(Exercise) Omit the pictures, then write out every entry exactly as it reads.

┄┄┄┄┄┄┄┄┄┄┄┄┄┄┄┄┄┄┄┄

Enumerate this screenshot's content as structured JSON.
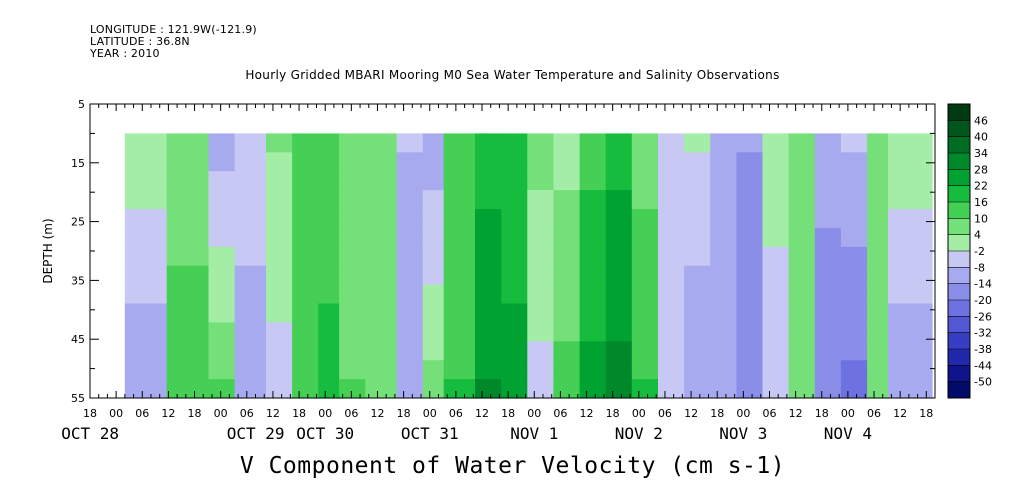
{
  "header": {
    "longitude": "LONGITUDE : 121.9W(-121.9)",
    "latitude": "LATITUDE : 36.8N",
    "year": "YEAR : 2010"
  },
  "chart_data": {
    "type": "heatmap",
    "title": "Hourly Gridded MBARI Mooring M0 Sea Water Temperature and Salinity Observations",
    "xlabel": "V Component of Water Velocity (cm s-1)",
    "ylabel": "DEPTH (m)",
    "y_ticks": [
      5,
      15,
      25,
      35,
      45,
      55
    ],
    "ylim": [
      5,
      55
    ],
    "y_inverted": true,
    "data_depth_range": [
      10,
      55
    ],
    "x_tick_hours": [
      "18",
      "00",
      "06",
      "12",
      "18",
      "00",
      "06",
      "12",
      "18",
      "00",
      "06",
      "12",
      "18",
      "00",
      "06",
      "12",
      "18",
      "00",
      "06",
      "12",
      "18",
      "00",
      "06",
      "12",
      "18",
      "00",
      "06",
      "12",
      "18",
      "00",
      "06",
      "12",
      "18"
    ],
    "x_day_labels": [
      "OCT 28",
      "OCT 29",
      "OCT 30",
      "OCT 31",
      "NOV  1",
      "NOV  2",
      "NOV  3",
      "NOV  4"
    ],
    "x_time_range": [
      "2010-10-27T18:00",
      "2010-11-04T20:00"
    ],
    "data_time_start": "2010-10-28T02:00",
    "colorbar_levels": [
      "46",
      "40",
      "34",
      "28",
      "22",
      "16",
      "10",
      "4",
      "-2",
      "-8",
      "-14",
      "-20",
      "-26",
      "-32",
      "-38",
      "-44",
      "-50"
    ],
    "colorbar_colors": [
      "#003a12",
      "#00561c",
      "#006e22",
      "#00882a",
      "#00a232",
      "#16bc3e",
      "#44d055",
      "#74e07a",
      "#a4eda6",
      "#c8c8f4",
      "#a8aaf0",
      "#8a8ee8",
      "#6e72e0",
      "#5258d4",
      "#383ec4",
      "#2228ac",
      "#10148c",
      "#020a6a"
    ],
    "profile_time_day_offset": [
      0,
      0.4,
      0.8,
      1.05,
      1.35,
      1.6,
      1.85,
      2.05,
      2.3,
      2.6,
      2.85,
      3.05,
      3.35,
      3.6,
      3.85,
      4.1,
      4.35,
      4.6,
      4.85,
      5.1,
      5.35,
      5.6,
      5.85,
      6.1,
      6.35,
      6.6,
      6.85,
      7.1,
      7.3
    ],
    "profile_v_surface": [
      2,
      8,
      -10,
      -6,
      4,
      10,
      12,
      6,
      4,
      -8,
      -12,
      10,
      20,
      18,
      6,
      2,
      14,
      20,
      8,
      -4,
      -2,
      -10,
      -14,
      2,
      6,
      -12,
      -8,
      4,
      2
    ],
    "profile_v_bottom": [
      -14,
      12,
      10,
      -10,
      -4,
      12,
      18,
      10,
      4,
      -14,
      6,
      16,
      28,
      24,
      -4,
      12,
      24,
      30,
      16,
      -6,
      -14,
      -12,
      -20,
      -8,
      8,
      -18,
      -22,
      6,
      -14
    ]
  }
}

┄┄┄┄┄┄┄┄┄┄┄┄┄┄┄┄┄┄┄┄

(Correct answer)
Enumerate this screenshot's content as structured JSON.
{
  "header": {
    "longitude": "LONGITUDE : 121.9W(-121.9)",
    "latitude": "LATITUDE : 36.8N",
    "year": "YEAR : 2010"
  },
  "chart_data": {
    "type": "heatmap",
    "title": "Hourly Gridded MBARI Mooring M0 Sea Water Temperature and Salinity Observations",
    "xlabel": "V Component of Water Velocity (cm s-1)",
    "ylabel": "DEPTH (m)",
    "y_ticks": [
      5,
      15,
      25,
      35,
      45,
      55
    ],
    "ylim": [
      5,
      55
    ],
    "y_inverted": true,
    "data_depth_range": [
      10,
      55
    ],
    "x_tick_hours": [
      "18",
      "00",
      "06",
      "12",
      "18",
      "00",
      "06",
      "12",
      "18",
      "00",
      "06",
      "12",
      "18",
      "00",
      "06",
      "12",
      "18",
      "00",
      "06",
      "12",
      "18",
      "00",
      "06",
      "12",
      "18",
      "00",
      "06",
      "12",
      "18",
      "00",
      "06",
      "12",
      "18"
    ],
    "x_day_labels": [
      "OCT 28",
      "OCT 29",
      "OCT 30",
      "OCT 31",
      "NOV  1",
      "NOV  2",
      "NOV  3",
      "NOV  4"
    ],
    "x_time_range": [
      "2010-10-27T18:00",
      "2010-11-04T20:00"
    ],
    "data_time_start": "2010-10-28T02:00",
    "colorbar_levels": [
      "46",
      "40",
      "34",
      "28",
      "22",
      "16",
      "10",
      "4",
      "-2",
      "-8",
      "-14",
      "-20",
      "-26",
      "-32",
      "-38",
      "-44",
      "-50"
    ],
    "colorbar_colors": [
      "#003a12",
      "#00561c",
      "#006e22",
      "#00882a",
      "#00a232",
      "#16bc3e",
      "#44d055",
      "#74e07a",
      "#a4eda6",
      "#c8c8f4",
      "#a8aaf0",
      "#8a8ee8",
      "#6e72e0",
      "#5258d4",
      "#383ec4",
      "#2228ac",
      "#10148c",
      "#020a6a"
    ],
    "profile_time_day_offset": [
      0,
      0.4,
      0.8,
      1.05,
      1.35,
      1.6,
      1.85,
      2.05,
      2.3,
      2.6,
      2.85,
      3.05,
      3.35,
      3.6,
      3.85,
      4.1,
      4.35,
      4.6,
      4.85,
      5.1,
      5.35,
      5.6,
      5.85,
      6.1,
      6.35,
      6.6,
      6.85,
      7.1,
      7.3
    ],
    "profile_v_surface": [
      2,
      8,
      -10,
      -6,
      4,
      10,
      12,
      6,
      4,
      -8,
      -12,
      10,
      20,
      18,
      6,
      2,
      14,
      20,
      8,
      -4,
      -2,
      -10,
      -14,
      2,
      6,
      -12,
      -8,
      4,
      2
    ],
    "profile_v_bottom": [
      -14,
      12,
      10,
      -10,
      -4,
      12,
      18,
      10,
      4,
      -14,
      6,
      16,
      28,
      24,
      -4,
      12,
      24,
      30,
      16,
      -6,
      -14,
      -12,
      -20,
      -8,
      8,
      -18,
      -22,
      6,
      -14
    ]
  }
}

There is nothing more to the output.